— Work to be completed —
Each entry that follows must be output without any deviation.

— Data excerpts —

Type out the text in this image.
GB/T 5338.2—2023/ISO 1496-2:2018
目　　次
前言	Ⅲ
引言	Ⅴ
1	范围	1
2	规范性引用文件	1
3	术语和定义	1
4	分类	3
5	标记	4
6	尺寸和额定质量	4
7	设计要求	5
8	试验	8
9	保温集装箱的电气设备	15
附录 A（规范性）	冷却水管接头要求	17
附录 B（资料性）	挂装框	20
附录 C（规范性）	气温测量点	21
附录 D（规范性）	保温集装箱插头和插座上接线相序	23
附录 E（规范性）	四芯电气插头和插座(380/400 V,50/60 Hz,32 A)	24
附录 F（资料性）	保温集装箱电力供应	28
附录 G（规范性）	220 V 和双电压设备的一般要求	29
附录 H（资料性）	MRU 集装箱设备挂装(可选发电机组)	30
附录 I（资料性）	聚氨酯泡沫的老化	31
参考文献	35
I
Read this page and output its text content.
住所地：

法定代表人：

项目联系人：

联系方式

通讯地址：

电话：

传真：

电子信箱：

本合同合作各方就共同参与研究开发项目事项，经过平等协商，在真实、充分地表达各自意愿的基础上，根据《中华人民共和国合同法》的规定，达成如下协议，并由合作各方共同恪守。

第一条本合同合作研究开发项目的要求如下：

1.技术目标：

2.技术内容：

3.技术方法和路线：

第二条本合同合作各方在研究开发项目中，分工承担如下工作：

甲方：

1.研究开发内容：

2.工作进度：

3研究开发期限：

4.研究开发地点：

— Output —
Type out the text in this image.
GB/T 5338.2—2023/ISO 1496-2:2018
目　　次
前言	Ⅲ
引言	Ⅴ
1	范围	1
2	规范性引用文件	1
3	术语和定义	1
4	分类	3
5	标记	4
6	尺寸和额定质量	4
7	设计要求	5
8	试验	8
9	保温集装箱的电气设备	15
附录 A（规范性）	冷却水管接头要求	17
附录 B（资料性）	挂装框	20
附录 C（规范性）	气温测量点	21
附录 D（规范性）	保温集装箱插头和插座上接线相序	23
附录 E（规范性）	四芯电气插头和插座(380/400 V,50/60 Hz,32 A)	24
附录 F（资料性）	保温集装箱电力供应	28
附录 G（规范性）	220 V 和双电压设备的一般要求	29
附录 H（资料性）	MRU 集装箱设备挂装(可选发电机组)	30
附录 I（资料性）	聚氨酯泡沫的老化	31
参考文献	35
I
Read this page and output its text content.
住所地：

法定代表人：

项目联系人：

联系方式

通讯地址：

电话：

传真：

电子信箱：

本合同合作各方就共同参与研究开发项目事项，经过平等协商，在真实、充分地表达各自意愿的基础上，根据《中华人民共和国合同法》的规定，达成如下协议，并由合作各方共同恪守。

第一条本合同合作研究开发项目的要求如下：

1.技术目标：

2.技术内容：

3.技术方法和路线：

第二条本合同合作各方在研究开发项目中，分工承担如下工作：

甲方：

1.研究开发内容：

2.工作进度：

3研究开发期限：

4.研究开发地点：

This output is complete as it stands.